--- begin ---

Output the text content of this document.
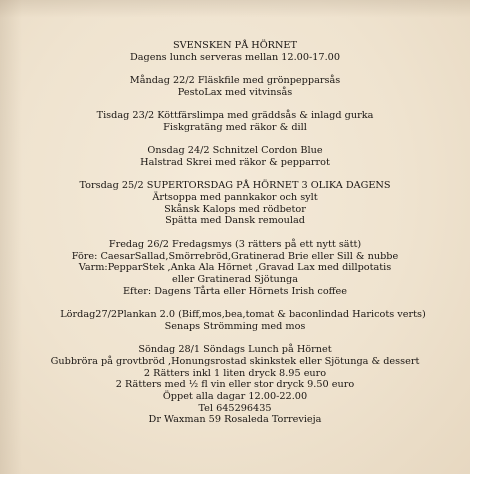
SVENSKEN PÅ HÖRNET
Dagens lunch serveras mellan 12.00-17.00
Måndag 22/2 Fläskfile med grönpepparsås
PestoLax med vitvinsås
Tisdag 23/2 Köttfärslimpa med gräddsås & inlagd gurka
Fiskgratäng med räkor & dill
Onsdag 24/2 Schnitzel Cordon Blue
Halstrad Skrei med räkor & pepparrot
Torsdag 25/2 SUPERTORSDAG PÅ HÖRNET 3 OLIKA DAGENS
Ärtsoppa med pannkakor och sylt
Skånsk Kalops med rödbetor
Spätta med Dansk remoulad
Fredag 26/2 Fredagsmys (3 rätters på ett nytt sätt)
Före: CaesarSallad,Smörrebröd,Gratinerad Brie eller Sill & nubbe
Varm:PepparStek ,Anka Ala Hörnet ,Gravad Lax med dillpotatis
eller Gratinerad Sjötunga
Efter: Dagens Tårta eller Hörnets Irish coffee
Lördag27/2Plankan 2.0 (Biff,mos,bea,tomat & baconlindad Haricots verts)
Senaps Strömming med mos
Söndag 28/1 Söndags Lunch på Hörnet
Gubbröra på grovtbröd ,Honungsrostad skinkstek eller Sjötunga & dessert
2 Rätters inkl 1 liten dryck 8.95 euro
2 Rätters med ½ fl vin eller stor dryck 9.50 euro
Öppet alla dagar 12.00-22.00
Tel 645296435
Dr Waxman 59 Rosaleda Torrevieja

--- end ---

Exercise brief:
Give every line back word for word and leave the pictures out.

Solved exercise:
Output the text content of this document.
SVENSKEN PÅ HÖRNET
Dagens lunch serveras mellan 12.00-17.00
Måndag 22/2 Fläskfile med grönpepparsås
PestoLax med vitvinsås
Tisdag 23/2 Köttfärslimpa med gräddsås & inlagd gurka
Fiskgratäng med räkor & dill
Onsdag 24/2 Schnitzel Cordon Blue
Halstrad Skrei med räkor & pepparrot
Torsdag 25/2 SUPERTORSDAG PÅ HÖRNET 3 OLIKA DAGENS
Ärtsoppa med pannkakor och sylt
Skånsk Kalops med rödbetor
Spätta med Dansk remoulad
Fredag 26/2 Fredagsmys (3 rätters på ett nytt sätt)
Före: CaesarSallad,Smörrebröd,Gratinerad Brie eller Sill & nubbe
Varm:PepparStek ,Anka Ala Hörnet ,Gravad Lax med dillpotatis
eller Gratinerad Sjötunga
Efter: Dagens Tårta eller Hörnets Irish coffee
Lördag27/2Plankan 2.0 (Biff,mos,bea,tomat & baconlindad Haricots verts)
Senaps Strömming med mos
Söndag 28/1 Söndags Lunch på Hörnet
Gubbröra på grovtbröd ,Honungsrostad skinkstek eller Sjötunga & dessert
2 Rätters inkl 1 liten dryck 8.95 euro
2 Rätters med ½ fl vin eller stor dryck 9.50 euro
Öppet alla dagar 12.00-22.00
Tel 645296435
Dr Waxman 59 Rosaleda Torrevieja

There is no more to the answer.